» **Instructions to follow**
Keep every line where the word "xlabel" appears; drop the rest.

═════ Source data

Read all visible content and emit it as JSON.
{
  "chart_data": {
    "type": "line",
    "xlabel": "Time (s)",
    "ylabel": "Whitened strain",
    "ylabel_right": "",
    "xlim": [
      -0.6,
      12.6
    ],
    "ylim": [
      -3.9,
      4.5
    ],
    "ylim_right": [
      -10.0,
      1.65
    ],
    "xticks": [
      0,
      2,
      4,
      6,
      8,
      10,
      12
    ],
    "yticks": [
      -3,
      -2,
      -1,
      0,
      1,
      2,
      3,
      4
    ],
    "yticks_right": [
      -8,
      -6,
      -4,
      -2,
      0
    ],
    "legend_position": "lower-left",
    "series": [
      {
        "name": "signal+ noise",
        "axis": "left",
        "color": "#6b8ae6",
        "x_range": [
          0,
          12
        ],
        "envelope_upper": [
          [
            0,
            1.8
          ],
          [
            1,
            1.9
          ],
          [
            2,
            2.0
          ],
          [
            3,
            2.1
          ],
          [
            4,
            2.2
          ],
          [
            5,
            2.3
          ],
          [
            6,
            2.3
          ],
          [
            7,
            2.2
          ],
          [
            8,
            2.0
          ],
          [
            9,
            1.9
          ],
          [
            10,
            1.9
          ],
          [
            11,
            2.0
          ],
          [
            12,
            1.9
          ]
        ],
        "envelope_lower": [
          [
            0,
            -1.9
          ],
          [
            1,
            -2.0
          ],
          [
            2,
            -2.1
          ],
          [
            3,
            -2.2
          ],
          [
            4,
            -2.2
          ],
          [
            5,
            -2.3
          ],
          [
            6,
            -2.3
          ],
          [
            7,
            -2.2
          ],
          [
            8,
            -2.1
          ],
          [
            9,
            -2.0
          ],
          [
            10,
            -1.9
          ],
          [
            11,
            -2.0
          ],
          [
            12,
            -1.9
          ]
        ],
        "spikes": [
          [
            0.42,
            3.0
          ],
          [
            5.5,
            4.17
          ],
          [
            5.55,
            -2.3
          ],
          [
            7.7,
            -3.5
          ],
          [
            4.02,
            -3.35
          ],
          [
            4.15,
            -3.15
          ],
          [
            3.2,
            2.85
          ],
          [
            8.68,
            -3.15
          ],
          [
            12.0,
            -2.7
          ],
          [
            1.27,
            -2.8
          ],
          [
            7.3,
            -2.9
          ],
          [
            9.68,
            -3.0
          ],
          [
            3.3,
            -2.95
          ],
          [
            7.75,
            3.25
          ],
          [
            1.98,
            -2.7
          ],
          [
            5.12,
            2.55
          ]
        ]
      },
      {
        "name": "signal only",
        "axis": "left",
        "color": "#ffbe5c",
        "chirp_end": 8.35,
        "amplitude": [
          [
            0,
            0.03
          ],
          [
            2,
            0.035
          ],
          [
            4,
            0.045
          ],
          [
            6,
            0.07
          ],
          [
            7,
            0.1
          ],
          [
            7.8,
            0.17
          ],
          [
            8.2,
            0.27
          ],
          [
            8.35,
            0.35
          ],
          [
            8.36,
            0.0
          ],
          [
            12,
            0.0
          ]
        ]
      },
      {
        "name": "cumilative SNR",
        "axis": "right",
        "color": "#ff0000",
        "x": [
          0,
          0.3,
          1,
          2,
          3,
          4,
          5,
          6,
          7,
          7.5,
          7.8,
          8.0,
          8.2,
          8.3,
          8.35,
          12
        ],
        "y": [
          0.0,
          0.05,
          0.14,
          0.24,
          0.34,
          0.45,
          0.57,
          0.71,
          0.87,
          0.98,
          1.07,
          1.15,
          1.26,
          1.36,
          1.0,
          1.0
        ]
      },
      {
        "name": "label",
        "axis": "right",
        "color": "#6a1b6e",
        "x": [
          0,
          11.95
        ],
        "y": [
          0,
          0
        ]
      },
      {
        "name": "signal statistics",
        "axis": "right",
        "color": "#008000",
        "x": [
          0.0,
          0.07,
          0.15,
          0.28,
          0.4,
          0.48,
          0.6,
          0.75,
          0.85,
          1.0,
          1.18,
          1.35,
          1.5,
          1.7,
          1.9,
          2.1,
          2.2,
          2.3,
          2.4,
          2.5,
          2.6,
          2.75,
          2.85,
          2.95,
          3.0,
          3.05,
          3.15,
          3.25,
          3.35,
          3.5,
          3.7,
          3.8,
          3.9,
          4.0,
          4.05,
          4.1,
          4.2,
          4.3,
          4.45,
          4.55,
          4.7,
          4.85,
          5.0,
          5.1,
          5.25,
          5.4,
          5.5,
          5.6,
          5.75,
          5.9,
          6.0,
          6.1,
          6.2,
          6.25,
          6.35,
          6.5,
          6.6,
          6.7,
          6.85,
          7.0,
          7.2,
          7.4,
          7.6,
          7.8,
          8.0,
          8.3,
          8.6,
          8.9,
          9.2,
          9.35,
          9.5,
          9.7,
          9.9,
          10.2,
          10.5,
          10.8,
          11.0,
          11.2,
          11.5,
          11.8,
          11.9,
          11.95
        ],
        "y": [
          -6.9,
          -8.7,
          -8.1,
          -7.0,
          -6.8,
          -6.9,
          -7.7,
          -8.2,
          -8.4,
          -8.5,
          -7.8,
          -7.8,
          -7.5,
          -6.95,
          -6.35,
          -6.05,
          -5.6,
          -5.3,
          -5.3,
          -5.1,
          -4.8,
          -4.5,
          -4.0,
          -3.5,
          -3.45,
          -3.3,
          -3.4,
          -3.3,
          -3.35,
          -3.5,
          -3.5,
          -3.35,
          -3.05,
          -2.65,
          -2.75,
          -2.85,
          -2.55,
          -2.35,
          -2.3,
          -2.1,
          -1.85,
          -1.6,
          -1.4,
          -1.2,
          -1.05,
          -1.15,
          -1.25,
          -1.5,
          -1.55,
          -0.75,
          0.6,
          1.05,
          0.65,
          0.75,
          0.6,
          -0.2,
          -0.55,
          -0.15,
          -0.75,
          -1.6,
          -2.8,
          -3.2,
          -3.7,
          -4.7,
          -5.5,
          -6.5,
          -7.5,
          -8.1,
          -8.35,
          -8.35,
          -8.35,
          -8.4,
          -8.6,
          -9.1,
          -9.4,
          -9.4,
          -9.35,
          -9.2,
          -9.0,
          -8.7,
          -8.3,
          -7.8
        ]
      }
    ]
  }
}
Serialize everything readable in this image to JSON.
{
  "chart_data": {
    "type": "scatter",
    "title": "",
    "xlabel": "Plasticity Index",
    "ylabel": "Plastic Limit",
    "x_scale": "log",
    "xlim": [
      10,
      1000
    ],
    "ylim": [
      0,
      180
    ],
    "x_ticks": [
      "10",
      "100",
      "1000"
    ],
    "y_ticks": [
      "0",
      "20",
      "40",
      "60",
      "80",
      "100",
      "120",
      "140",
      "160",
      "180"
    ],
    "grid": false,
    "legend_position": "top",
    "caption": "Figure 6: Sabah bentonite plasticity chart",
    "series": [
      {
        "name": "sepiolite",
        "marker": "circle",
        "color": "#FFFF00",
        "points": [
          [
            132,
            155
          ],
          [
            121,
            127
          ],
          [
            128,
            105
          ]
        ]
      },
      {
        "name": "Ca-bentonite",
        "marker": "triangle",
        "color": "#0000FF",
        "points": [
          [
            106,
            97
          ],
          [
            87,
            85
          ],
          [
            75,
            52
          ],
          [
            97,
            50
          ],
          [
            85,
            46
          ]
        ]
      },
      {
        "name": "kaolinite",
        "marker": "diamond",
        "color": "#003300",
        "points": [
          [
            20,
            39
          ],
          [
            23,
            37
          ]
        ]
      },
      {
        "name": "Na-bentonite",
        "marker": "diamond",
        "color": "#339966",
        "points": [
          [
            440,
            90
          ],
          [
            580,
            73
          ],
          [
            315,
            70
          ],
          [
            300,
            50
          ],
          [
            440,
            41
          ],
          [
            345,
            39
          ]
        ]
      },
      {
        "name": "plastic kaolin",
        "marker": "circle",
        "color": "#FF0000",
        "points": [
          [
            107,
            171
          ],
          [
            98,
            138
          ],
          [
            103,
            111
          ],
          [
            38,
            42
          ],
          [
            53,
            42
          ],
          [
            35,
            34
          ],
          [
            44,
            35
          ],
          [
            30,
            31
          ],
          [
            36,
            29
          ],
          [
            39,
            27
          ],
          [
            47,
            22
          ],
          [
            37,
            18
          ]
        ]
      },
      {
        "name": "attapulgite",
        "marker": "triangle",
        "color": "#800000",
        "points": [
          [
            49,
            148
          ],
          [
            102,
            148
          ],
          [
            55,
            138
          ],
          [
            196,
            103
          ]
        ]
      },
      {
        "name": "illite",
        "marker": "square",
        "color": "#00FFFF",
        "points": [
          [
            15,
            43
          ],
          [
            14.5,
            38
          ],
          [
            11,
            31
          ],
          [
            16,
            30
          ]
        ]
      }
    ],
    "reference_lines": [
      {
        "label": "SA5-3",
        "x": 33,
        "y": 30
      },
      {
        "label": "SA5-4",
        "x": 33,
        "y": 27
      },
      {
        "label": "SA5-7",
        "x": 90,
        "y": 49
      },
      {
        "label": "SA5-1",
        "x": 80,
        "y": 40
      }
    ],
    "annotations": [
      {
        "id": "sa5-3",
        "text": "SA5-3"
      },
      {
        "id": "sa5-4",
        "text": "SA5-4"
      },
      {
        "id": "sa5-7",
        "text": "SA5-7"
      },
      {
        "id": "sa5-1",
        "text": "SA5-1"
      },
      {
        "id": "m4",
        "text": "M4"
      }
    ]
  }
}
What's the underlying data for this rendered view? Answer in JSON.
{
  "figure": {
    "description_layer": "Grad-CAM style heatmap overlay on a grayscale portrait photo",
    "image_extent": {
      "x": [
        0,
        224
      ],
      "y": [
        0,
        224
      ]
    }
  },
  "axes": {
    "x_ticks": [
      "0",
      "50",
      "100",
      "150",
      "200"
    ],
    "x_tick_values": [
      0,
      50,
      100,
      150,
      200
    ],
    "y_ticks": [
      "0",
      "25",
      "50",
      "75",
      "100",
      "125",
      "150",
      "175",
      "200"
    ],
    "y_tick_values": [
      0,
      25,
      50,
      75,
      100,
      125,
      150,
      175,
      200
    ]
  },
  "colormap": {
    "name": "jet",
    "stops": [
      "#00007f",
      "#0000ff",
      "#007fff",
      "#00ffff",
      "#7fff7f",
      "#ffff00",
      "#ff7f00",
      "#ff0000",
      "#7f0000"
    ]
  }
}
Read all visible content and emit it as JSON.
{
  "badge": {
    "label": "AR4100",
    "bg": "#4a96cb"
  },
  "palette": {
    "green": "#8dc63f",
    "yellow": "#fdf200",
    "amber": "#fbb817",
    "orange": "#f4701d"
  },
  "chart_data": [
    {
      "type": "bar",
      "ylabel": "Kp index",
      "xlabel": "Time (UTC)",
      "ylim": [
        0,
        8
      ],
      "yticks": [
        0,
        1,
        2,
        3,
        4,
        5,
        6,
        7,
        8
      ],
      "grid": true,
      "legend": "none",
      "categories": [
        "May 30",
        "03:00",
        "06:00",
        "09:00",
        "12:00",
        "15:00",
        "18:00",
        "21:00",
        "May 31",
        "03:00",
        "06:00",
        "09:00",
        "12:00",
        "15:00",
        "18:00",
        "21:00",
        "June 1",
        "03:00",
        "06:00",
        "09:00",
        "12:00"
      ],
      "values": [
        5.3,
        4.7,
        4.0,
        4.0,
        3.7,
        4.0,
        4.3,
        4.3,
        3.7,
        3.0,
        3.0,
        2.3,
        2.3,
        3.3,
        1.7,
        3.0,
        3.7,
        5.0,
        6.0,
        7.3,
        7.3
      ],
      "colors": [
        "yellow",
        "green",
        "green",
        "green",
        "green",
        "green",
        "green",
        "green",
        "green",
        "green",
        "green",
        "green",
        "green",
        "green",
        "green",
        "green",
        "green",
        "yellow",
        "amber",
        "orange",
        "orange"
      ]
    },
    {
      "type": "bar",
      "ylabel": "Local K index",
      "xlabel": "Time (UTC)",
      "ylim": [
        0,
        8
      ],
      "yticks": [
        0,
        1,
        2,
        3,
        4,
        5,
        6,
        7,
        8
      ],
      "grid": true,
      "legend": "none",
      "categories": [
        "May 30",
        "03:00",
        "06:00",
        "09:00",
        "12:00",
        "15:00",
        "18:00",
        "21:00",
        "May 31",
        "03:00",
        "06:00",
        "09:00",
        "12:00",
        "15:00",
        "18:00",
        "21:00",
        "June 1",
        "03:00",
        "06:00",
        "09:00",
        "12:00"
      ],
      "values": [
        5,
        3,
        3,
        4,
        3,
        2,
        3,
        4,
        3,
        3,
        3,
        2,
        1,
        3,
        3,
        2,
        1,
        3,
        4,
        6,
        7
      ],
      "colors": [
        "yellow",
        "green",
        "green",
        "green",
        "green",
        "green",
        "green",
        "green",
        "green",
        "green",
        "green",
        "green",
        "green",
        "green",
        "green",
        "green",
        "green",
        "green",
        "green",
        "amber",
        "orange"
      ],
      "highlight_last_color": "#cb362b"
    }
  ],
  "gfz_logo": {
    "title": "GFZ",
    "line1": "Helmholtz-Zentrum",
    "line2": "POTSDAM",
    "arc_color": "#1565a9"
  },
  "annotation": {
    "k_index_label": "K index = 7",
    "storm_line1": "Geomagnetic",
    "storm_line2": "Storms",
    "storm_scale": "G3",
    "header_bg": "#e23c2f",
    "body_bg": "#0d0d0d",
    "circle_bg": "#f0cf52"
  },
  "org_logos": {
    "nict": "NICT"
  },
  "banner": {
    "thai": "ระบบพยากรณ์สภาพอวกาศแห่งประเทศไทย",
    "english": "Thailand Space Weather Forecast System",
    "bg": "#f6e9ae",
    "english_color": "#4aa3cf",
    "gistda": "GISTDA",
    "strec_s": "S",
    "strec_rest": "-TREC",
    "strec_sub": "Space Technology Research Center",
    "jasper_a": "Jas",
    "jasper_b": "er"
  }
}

══════════

» **Response to this exercise**
    "xlabel": "Time (s)",
    "xlabel": "Plasticity Index",
      "xlabel": "Time (UTC)",
      "xlabel": "Time (UTC)",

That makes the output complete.